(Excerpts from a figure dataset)
┌──

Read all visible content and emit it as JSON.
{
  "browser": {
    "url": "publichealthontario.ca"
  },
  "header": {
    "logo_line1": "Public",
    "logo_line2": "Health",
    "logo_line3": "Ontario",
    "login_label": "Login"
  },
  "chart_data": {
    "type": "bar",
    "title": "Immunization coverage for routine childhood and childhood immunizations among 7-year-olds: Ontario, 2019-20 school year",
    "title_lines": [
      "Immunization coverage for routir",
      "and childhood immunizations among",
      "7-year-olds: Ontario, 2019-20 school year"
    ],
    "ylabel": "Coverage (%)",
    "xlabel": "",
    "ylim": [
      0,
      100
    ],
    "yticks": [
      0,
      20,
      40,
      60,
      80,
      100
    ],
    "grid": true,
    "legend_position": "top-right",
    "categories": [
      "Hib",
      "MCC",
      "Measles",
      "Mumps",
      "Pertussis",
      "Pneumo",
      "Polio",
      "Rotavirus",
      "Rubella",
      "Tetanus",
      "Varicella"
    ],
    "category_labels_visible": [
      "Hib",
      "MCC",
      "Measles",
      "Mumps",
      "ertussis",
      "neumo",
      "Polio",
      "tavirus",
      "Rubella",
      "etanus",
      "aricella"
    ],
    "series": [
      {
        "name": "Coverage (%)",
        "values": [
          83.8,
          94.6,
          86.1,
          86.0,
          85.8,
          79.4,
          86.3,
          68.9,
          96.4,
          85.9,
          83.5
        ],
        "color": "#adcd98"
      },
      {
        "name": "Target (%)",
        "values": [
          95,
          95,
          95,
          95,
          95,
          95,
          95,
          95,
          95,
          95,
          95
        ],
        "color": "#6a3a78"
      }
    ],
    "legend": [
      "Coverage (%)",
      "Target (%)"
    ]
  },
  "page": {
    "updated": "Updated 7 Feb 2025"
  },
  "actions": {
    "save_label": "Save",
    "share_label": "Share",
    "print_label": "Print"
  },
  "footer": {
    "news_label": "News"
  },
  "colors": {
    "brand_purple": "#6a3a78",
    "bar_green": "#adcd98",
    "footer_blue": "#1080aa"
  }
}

└──

● Assigned task: Copy each record from above exactly, and include every line.

● Result:
Read all visible content and emit it as JSON.
{
  "browser": {
    "url": "publichealthontario.ca"
  },
  "header": {
    "logo_line1": "Public",
    "logo_line2": "Health",
    "logo_line3": "Ontario",
    "login_label": "Login"
  },
  "chart_data": {
    "type": "bar",
    "title": "Immunization coverage for routine childhood and childhood immunizations among 7-year-olds: Ontario, 2019-20 school year",
    "title_lines": [
      "Immunization coverage for routir",
      "and childhood immunizations among",
      "7-year-olds: Ontario, 2019-20 school year"
    ],
    "ylabel": "Coverage (%)",
    "xlabel": "",
    "ylim": [
      0,
      100
    ],
    "yticks": [
      0,
      20,
      40,
      60,
      80,
      100
    ],
    "grid": true,
    "legend_position": "top-right",
    "categories": [
      "Hib",
      "MCC",
      "Measles",
      "Mumps",
      "Pertussis",
      "Pneumo",
      "Polio",
      "Rotavirus",
      "Rubella",
      "Tetanus",
      "Varicella"
    ],
    "category_labels_visible": [
      "Hib",
      "MCC",
      "Measles",
      "Mumps",
      "ertussis",
      "neumo",
      "Polio",
      "tavirus",
      "Rubella",
      "etanus",
      "aricella"
    ],
    "series": [
      {
        "name": "Coverage (%)",
        "values": [
          83.8,
          94.6,
          86.1,
          86.0,
          85.8,
          79.4,
          86.3,
          68.9,
          96.4,
          85.9,
          83.5
        ],
        "color": "#adcd98"
      },
      {
        "name": "Target (%)",
        "values": [
          95,
          95,
          95,
          95,
          95,
          95,
          95,
          95,
          95,
          95,
          95
        ],
        "color": "#6a3a78"
      }
    ],
    "legend": [
      "Coverage (%)",
      "Target (%)"
    ]
  },
  "page": {
    "updated": "Updated 7 Feb 2025"
  },
  "actions": {
    "save_label": "Save",
    "share_label": "Share",
    "print_label": "Print"
  },
  "footer": {
    "news_label": "News"
  },
  "colors": {
    "brand_purple": "#6a3a78",
    "bar_green": "#adcd98",
    "footer_blue": "#1080aa"
  }
}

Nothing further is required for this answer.